DIRECTIVE:
Search the data for the string "page" and extract every line where it appears.

TASK MATERIAL:
##############################
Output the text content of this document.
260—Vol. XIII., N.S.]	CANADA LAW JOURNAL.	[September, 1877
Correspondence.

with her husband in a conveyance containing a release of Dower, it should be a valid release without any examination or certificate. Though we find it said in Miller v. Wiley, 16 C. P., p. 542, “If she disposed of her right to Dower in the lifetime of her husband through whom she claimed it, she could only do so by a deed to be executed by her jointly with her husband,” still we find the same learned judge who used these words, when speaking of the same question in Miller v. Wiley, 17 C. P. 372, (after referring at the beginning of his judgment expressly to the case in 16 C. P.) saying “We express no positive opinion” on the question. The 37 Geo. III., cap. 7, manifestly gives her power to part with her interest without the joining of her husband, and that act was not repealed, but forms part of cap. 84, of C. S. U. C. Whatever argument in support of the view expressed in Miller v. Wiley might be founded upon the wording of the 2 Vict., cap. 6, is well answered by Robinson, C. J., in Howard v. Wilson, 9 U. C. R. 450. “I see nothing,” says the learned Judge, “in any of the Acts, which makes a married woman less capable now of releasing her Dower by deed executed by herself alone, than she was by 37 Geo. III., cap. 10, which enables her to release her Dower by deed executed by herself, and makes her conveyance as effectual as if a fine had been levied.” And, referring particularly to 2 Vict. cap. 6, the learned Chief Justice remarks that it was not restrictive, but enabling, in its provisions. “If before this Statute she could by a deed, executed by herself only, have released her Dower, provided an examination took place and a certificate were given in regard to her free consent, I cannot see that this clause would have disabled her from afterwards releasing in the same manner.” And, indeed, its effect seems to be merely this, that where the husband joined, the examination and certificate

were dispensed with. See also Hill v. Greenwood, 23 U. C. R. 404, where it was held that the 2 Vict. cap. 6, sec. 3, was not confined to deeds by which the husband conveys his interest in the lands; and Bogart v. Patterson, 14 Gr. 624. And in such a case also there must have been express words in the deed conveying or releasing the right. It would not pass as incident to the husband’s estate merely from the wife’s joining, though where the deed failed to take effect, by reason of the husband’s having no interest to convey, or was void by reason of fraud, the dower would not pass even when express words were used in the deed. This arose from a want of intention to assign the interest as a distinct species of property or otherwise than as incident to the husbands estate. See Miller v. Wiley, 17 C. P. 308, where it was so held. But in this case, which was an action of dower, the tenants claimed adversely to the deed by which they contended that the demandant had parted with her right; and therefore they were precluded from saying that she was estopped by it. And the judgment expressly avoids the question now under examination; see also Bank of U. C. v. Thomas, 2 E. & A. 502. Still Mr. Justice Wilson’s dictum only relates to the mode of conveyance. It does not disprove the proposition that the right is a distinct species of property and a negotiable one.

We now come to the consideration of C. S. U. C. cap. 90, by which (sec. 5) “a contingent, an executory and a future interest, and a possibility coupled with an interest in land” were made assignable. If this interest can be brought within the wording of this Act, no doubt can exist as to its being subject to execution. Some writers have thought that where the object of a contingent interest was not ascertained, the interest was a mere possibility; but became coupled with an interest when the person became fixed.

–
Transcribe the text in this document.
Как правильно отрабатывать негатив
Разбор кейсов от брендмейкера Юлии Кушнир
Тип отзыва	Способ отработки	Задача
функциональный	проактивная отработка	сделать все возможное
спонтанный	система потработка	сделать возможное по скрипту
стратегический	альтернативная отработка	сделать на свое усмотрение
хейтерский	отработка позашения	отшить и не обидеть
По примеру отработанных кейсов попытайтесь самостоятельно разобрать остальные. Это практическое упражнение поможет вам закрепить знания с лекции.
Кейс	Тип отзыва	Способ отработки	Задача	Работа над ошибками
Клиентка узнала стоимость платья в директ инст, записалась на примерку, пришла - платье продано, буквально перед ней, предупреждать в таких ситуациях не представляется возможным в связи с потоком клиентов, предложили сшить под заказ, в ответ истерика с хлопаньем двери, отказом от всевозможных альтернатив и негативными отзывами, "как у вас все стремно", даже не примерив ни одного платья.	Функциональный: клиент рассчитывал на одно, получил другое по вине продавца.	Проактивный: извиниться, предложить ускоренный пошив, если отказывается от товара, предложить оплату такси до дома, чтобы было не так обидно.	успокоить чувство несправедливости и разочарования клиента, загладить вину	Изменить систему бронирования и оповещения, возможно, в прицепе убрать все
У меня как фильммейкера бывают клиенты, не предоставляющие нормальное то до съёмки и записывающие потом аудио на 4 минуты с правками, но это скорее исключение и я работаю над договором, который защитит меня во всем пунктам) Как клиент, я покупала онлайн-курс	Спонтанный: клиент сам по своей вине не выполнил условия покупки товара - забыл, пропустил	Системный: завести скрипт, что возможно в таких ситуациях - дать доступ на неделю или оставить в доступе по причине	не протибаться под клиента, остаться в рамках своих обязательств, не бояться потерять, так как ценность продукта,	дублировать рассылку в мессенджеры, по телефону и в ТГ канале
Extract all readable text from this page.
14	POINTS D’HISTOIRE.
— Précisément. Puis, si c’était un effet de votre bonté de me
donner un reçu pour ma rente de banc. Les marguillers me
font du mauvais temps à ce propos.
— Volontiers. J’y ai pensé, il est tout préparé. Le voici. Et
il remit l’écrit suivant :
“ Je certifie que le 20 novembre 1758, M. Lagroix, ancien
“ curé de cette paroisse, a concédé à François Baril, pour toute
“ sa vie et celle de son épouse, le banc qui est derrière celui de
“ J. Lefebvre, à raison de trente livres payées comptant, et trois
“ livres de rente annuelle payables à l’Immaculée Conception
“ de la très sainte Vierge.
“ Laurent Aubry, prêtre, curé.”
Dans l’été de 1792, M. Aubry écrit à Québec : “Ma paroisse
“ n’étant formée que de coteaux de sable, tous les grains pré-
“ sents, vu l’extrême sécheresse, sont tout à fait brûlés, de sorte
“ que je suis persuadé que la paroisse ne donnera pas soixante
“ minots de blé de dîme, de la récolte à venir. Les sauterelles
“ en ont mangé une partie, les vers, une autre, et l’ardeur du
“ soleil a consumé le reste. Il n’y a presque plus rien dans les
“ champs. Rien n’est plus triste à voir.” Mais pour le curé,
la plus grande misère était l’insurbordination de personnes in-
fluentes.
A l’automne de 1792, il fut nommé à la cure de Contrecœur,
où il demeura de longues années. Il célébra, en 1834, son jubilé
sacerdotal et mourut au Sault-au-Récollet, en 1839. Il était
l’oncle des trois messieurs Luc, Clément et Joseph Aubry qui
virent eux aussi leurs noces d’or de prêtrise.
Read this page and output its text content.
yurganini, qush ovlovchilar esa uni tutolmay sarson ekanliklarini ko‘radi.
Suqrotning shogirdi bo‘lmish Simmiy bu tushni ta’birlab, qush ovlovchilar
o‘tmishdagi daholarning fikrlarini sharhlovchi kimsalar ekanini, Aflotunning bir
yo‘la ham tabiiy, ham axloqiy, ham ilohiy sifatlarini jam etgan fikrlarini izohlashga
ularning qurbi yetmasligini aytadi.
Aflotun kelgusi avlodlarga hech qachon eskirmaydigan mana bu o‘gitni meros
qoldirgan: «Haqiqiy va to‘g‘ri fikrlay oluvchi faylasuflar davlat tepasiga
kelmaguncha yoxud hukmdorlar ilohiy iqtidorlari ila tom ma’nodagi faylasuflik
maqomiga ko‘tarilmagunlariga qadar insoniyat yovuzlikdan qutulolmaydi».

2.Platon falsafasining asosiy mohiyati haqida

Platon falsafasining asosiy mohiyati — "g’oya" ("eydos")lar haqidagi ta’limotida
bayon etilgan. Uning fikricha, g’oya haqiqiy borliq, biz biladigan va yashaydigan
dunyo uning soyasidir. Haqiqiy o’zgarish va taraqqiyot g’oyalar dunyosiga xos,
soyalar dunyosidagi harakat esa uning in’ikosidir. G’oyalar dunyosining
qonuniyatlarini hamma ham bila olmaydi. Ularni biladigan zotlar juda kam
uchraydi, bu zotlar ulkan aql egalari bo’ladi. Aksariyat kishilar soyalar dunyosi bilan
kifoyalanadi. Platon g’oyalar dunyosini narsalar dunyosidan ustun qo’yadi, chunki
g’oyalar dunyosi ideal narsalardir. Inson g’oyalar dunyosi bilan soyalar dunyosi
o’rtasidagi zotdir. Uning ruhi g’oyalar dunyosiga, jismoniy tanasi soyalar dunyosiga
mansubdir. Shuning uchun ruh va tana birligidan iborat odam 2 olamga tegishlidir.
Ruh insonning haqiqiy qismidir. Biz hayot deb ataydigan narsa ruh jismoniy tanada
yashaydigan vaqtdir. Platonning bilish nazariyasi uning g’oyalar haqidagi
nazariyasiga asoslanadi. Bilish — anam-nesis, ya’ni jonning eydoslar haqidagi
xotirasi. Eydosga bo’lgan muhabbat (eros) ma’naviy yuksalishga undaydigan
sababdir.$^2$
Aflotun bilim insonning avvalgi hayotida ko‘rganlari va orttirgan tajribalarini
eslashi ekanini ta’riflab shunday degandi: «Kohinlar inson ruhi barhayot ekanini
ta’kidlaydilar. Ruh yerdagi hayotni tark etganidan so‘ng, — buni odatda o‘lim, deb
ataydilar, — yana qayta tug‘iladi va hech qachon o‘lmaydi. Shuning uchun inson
##############################
TASK SOLUTION:
Extract all readable text from this page.
Read this page and output its text content.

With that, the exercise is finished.